State the number of lines in the material below that have "this" in them, without any other text.

EXERCISE INPUT:
- - -

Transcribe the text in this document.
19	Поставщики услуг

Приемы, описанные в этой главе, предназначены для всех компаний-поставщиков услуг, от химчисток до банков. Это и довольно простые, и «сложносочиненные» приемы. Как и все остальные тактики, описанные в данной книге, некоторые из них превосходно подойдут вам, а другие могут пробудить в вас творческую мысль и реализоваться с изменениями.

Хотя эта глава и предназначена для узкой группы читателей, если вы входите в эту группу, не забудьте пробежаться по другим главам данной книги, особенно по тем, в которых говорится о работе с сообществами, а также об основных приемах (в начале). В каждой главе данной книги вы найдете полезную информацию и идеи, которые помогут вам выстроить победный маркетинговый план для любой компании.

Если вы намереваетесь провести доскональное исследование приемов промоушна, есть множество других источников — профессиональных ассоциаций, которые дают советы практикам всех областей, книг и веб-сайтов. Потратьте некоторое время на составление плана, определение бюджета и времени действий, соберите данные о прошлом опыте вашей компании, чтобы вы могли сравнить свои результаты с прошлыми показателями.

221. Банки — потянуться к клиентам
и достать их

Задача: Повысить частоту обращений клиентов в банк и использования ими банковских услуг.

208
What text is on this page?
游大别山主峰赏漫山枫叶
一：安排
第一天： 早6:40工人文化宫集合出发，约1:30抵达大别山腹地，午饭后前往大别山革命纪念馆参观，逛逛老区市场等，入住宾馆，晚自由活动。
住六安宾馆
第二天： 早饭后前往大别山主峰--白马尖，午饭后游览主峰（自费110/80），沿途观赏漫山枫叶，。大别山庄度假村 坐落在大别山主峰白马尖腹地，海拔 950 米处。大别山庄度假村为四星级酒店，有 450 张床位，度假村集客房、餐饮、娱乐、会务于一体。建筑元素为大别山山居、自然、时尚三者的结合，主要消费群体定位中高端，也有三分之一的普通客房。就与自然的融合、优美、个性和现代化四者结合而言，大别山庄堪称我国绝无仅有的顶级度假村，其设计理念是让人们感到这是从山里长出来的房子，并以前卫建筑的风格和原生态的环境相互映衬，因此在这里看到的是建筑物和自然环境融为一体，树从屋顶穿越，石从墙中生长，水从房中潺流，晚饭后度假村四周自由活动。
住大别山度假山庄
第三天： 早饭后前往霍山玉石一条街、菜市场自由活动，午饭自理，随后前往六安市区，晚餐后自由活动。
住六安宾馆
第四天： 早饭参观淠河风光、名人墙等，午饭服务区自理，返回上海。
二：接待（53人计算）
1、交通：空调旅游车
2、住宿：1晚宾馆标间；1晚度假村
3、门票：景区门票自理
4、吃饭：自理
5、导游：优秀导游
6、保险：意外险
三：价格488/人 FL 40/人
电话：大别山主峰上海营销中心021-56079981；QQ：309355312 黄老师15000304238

- - -

ANSWER:
2